**Task to carry out**
Go through the records and show each line where the word "dpps" occurs.

>> START Records for this exercise

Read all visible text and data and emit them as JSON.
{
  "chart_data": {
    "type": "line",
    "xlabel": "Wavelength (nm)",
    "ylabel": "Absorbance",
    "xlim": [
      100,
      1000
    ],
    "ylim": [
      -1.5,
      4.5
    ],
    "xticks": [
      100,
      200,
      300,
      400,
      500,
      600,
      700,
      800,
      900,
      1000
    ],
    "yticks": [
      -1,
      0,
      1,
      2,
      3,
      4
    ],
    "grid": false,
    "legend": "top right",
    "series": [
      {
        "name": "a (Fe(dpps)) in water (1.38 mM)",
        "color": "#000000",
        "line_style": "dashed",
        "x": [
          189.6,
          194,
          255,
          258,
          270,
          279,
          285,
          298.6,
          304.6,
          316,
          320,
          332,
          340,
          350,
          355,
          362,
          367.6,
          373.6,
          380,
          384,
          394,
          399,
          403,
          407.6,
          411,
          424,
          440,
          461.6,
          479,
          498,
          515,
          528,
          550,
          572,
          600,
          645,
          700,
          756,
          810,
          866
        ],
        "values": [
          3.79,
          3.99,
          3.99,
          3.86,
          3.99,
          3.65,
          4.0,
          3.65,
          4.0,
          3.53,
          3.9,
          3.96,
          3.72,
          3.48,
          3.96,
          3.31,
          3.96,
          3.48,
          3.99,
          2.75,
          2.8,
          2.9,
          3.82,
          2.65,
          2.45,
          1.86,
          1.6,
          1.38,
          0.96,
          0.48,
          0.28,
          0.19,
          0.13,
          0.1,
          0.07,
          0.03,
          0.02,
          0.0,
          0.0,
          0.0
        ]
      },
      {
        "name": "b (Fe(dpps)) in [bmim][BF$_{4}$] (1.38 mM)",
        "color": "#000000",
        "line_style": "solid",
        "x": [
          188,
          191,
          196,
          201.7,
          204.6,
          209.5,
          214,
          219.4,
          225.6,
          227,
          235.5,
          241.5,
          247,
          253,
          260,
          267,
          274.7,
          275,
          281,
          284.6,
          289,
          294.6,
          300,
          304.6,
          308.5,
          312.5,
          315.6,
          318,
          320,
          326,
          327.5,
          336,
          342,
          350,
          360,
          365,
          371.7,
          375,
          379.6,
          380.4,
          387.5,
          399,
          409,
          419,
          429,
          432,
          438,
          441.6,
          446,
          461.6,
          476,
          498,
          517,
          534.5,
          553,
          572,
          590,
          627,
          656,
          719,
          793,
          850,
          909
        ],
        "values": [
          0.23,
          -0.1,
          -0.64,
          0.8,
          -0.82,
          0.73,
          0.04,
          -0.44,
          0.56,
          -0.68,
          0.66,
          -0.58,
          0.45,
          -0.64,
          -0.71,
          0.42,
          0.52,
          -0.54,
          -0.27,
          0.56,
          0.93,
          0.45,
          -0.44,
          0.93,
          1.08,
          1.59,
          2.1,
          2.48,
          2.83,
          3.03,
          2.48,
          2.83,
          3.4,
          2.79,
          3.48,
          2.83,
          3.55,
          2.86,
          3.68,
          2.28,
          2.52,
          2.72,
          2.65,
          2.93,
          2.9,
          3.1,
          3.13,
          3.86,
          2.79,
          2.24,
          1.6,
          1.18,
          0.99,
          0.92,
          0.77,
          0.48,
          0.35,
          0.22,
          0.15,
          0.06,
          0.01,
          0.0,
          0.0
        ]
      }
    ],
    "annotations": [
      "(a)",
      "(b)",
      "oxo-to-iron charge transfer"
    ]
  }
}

>> END Records for this exercise

**Result of the exercise**
        "name": "a (Fe(dpps)) in water (1.38 mM)",
        "name": "b (Fe(dpps)) in [bmim][BF$_{4}$] (1.38 mM)",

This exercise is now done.